▶ Stated exercise
Work through the data below and give the number of lines holding "shape", nothing more.

START Records provided

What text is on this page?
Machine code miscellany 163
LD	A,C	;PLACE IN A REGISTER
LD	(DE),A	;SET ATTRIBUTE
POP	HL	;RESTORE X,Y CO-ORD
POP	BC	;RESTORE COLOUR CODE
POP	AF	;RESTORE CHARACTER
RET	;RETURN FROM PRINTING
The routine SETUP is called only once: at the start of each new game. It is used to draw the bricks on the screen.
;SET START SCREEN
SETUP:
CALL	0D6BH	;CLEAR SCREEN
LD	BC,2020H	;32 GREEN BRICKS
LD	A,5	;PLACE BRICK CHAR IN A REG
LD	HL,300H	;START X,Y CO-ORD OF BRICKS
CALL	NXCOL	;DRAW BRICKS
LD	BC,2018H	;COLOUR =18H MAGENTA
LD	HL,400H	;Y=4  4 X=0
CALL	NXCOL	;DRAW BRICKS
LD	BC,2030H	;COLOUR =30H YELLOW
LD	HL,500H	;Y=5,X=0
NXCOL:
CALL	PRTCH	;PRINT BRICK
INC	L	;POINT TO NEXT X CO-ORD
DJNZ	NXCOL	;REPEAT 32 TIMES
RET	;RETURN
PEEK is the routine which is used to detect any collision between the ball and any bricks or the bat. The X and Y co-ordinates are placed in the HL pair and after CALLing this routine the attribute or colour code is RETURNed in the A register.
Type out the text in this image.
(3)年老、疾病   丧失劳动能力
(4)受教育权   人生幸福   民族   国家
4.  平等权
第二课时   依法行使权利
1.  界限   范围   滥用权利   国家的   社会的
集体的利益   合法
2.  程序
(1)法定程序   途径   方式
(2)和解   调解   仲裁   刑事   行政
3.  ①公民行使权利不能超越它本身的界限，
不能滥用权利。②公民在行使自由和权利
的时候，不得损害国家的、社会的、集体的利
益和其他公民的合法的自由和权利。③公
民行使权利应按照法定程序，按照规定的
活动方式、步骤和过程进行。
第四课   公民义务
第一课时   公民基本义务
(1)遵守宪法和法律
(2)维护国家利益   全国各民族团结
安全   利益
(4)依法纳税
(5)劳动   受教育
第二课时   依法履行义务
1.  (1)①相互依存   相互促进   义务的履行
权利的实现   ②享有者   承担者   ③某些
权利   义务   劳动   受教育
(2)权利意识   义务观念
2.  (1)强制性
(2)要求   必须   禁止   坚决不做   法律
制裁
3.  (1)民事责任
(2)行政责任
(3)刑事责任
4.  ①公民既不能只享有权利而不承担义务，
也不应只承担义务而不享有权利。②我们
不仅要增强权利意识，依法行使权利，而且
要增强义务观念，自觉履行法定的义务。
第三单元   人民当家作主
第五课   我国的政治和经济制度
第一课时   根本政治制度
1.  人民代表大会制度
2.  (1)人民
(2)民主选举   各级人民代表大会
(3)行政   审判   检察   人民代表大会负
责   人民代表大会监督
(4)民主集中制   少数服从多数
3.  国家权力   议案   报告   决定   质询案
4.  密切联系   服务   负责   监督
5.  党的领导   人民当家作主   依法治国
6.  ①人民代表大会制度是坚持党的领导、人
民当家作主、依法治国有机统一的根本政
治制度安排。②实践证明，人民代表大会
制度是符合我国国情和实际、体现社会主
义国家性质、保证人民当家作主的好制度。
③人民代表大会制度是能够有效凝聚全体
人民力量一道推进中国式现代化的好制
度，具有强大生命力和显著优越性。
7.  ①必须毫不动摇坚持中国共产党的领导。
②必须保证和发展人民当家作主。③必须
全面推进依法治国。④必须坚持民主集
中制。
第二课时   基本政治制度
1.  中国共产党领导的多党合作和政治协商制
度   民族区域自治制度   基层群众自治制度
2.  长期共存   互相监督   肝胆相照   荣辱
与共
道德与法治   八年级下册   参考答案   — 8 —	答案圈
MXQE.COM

END Records provided
START Records provided

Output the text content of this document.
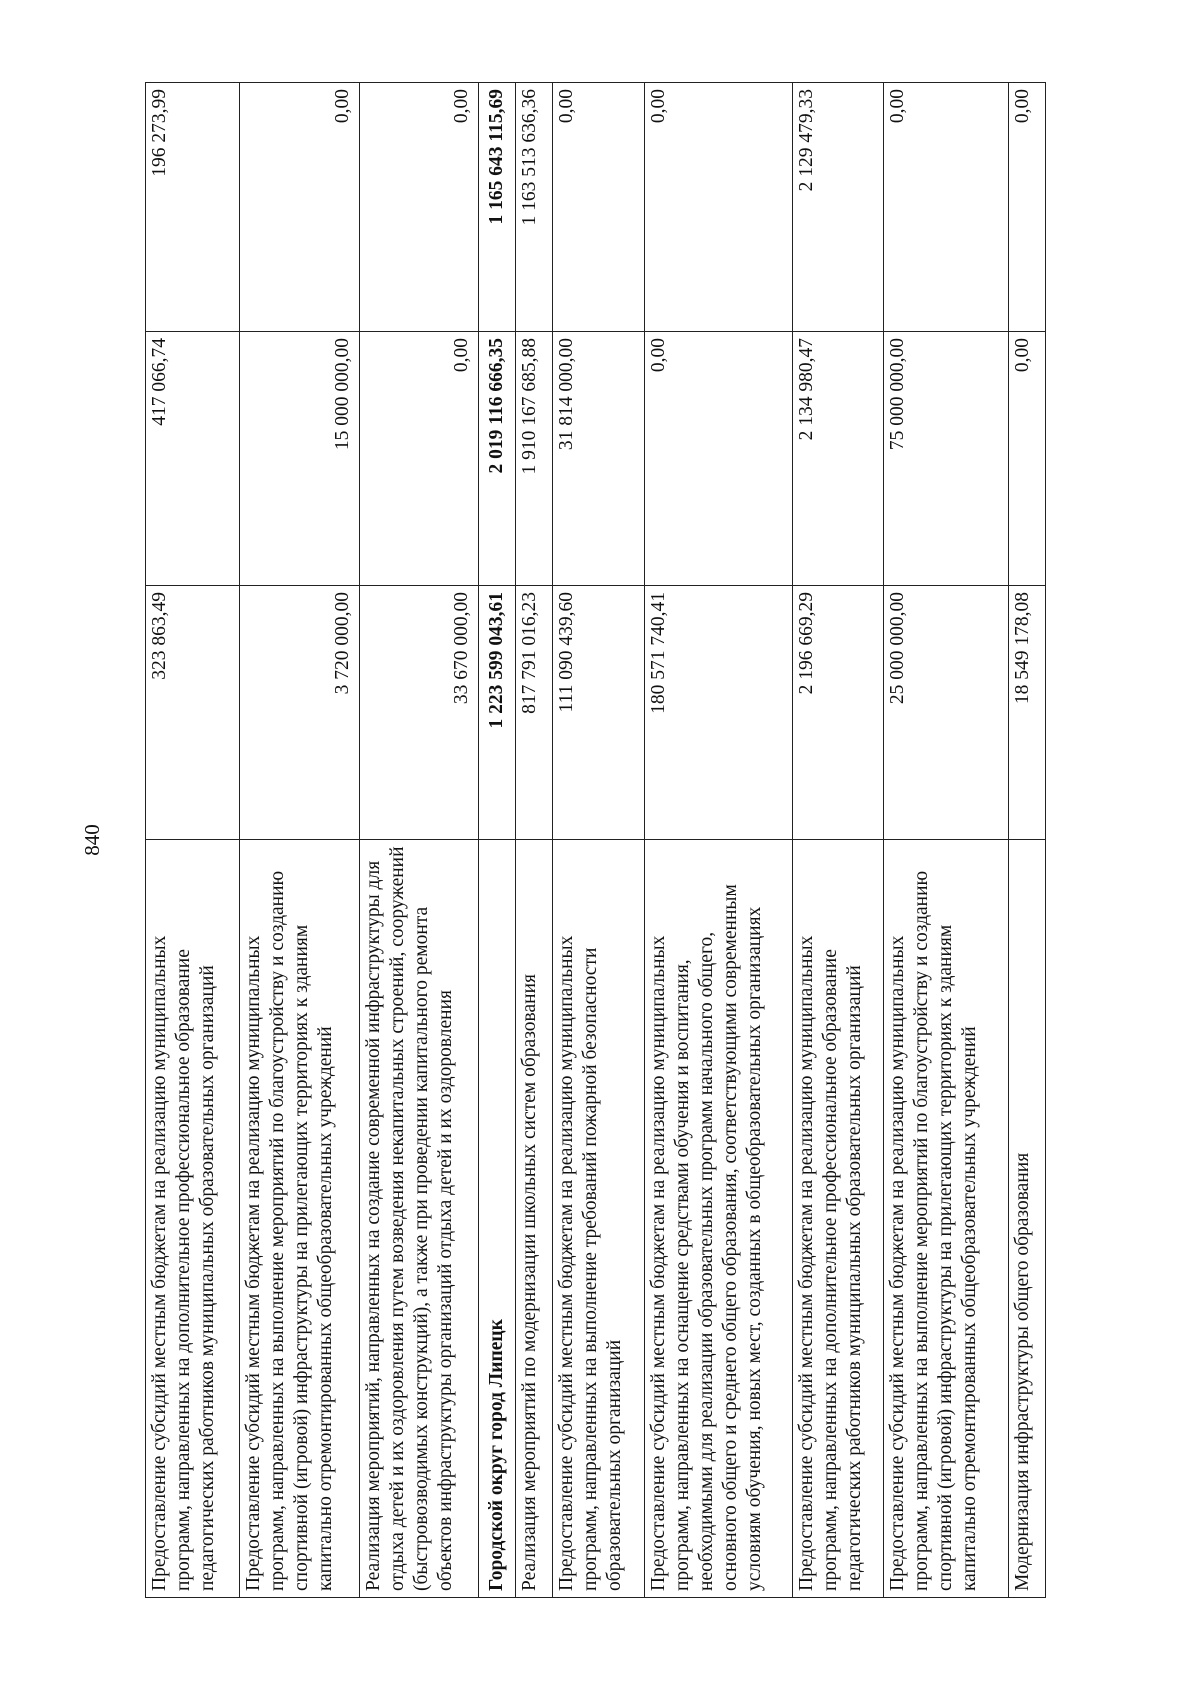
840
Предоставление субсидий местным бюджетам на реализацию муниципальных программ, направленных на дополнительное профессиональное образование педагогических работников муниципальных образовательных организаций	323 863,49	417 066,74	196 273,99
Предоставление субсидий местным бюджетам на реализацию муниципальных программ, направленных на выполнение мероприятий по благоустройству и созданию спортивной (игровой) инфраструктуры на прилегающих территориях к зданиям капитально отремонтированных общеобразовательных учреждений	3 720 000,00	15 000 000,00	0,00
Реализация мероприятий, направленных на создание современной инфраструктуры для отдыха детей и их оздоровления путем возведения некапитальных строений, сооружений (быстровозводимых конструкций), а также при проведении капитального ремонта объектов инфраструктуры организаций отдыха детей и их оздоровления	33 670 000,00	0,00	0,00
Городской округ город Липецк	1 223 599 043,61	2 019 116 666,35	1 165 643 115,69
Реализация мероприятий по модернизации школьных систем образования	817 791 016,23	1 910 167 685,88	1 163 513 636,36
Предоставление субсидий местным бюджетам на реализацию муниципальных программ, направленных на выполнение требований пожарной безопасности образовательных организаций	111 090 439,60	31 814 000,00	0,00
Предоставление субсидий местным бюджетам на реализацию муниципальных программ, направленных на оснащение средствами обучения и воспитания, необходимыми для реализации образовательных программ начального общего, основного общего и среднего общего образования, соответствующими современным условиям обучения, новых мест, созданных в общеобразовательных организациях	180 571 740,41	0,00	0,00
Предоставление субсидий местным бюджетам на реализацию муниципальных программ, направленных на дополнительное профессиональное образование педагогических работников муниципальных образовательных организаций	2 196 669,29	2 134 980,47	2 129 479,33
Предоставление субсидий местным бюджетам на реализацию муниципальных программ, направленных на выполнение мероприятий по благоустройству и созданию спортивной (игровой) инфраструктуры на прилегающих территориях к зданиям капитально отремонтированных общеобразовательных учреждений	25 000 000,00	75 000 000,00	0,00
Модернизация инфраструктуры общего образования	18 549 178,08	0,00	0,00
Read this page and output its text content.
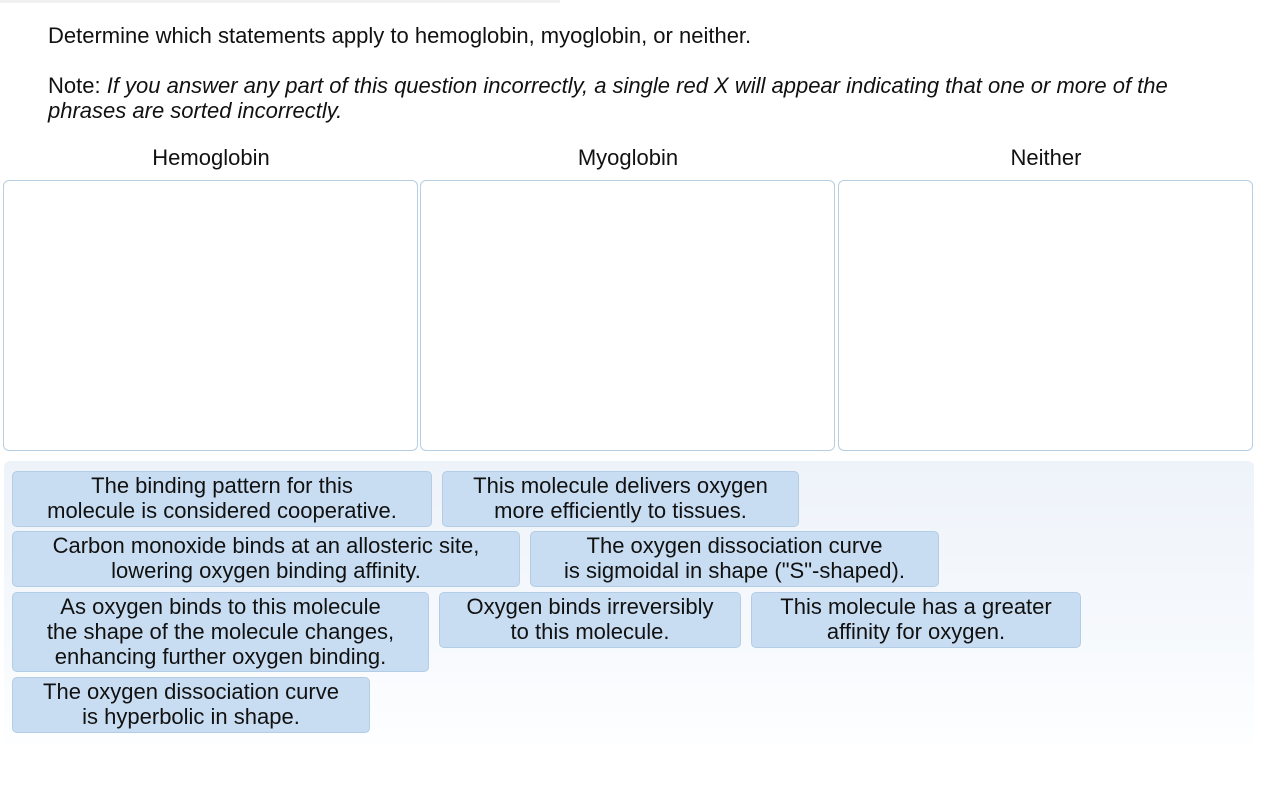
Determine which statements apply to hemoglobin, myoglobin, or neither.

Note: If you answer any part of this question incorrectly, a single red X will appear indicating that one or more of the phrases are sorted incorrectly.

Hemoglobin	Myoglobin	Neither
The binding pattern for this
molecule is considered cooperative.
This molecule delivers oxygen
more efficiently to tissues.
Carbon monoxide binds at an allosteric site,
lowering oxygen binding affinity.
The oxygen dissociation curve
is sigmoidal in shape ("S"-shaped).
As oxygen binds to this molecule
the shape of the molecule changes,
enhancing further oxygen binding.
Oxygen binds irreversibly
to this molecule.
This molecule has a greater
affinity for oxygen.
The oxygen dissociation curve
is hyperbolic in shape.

END Records provided
START Records provided

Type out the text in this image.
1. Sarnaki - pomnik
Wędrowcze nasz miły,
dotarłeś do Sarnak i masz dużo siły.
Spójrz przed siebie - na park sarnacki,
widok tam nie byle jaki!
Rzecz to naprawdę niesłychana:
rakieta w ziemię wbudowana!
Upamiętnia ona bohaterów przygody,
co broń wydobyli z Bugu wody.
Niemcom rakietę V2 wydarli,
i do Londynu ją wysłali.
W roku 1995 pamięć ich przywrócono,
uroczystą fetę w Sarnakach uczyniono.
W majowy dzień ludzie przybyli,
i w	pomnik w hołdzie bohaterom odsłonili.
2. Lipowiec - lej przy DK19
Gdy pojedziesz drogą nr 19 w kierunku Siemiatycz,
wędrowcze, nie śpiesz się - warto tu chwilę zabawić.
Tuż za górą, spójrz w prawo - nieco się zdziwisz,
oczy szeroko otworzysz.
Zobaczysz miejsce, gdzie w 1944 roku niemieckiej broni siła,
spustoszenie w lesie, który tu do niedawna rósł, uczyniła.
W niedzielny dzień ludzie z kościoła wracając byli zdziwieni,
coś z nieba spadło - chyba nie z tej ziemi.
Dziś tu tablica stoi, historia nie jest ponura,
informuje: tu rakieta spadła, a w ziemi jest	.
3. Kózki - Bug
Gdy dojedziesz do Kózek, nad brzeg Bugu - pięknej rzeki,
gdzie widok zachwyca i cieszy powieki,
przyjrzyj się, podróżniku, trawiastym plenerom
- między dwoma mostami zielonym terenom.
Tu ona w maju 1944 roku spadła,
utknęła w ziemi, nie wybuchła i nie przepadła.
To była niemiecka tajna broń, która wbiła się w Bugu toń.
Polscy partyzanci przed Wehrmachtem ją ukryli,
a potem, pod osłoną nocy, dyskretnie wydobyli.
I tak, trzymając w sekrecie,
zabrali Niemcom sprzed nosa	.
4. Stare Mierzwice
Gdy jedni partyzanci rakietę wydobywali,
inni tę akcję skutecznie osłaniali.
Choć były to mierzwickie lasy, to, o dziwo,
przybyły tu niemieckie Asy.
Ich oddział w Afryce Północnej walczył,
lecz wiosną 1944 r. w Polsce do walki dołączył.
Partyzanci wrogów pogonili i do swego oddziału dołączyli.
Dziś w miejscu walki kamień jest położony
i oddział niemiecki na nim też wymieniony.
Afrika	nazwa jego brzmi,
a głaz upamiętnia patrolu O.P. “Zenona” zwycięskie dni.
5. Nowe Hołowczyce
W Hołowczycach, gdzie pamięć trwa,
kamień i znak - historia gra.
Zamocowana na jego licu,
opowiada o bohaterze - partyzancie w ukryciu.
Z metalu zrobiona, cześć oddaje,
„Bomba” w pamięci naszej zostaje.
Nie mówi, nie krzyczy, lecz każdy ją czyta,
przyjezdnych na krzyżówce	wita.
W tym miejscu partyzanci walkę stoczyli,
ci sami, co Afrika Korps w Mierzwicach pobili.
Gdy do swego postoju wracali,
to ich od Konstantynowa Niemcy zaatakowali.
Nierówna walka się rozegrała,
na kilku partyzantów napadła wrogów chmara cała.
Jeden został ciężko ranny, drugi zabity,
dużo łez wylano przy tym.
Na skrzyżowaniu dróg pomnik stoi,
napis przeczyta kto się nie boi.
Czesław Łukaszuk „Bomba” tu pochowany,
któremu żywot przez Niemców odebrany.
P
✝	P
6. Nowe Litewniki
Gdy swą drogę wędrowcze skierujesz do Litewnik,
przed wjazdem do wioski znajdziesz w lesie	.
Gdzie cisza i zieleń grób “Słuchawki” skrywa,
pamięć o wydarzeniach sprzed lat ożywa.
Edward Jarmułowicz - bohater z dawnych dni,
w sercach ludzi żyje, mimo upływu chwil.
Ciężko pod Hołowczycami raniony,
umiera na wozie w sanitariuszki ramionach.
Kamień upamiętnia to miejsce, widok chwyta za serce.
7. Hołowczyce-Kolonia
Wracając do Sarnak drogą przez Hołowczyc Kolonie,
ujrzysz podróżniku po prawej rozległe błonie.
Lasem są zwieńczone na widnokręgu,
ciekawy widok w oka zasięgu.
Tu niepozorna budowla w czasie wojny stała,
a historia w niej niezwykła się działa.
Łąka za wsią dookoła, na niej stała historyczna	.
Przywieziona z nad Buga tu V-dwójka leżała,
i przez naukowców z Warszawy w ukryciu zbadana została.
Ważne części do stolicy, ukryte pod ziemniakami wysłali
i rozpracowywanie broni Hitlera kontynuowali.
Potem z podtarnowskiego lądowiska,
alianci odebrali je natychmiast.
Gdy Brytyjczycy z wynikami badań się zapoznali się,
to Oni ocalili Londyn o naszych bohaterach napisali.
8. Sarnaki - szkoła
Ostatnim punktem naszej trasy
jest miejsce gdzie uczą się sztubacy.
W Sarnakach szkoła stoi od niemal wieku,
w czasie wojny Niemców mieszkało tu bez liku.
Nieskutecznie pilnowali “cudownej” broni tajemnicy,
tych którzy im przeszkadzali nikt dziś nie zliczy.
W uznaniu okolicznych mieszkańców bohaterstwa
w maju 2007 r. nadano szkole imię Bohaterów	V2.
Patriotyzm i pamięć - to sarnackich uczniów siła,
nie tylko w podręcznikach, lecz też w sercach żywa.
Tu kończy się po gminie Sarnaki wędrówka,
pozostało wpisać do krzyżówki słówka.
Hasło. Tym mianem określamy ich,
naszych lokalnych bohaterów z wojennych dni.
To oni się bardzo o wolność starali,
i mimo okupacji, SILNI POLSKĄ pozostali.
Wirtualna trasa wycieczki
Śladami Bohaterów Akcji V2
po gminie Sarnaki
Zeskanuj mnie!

END Records provided

▶ Task response
3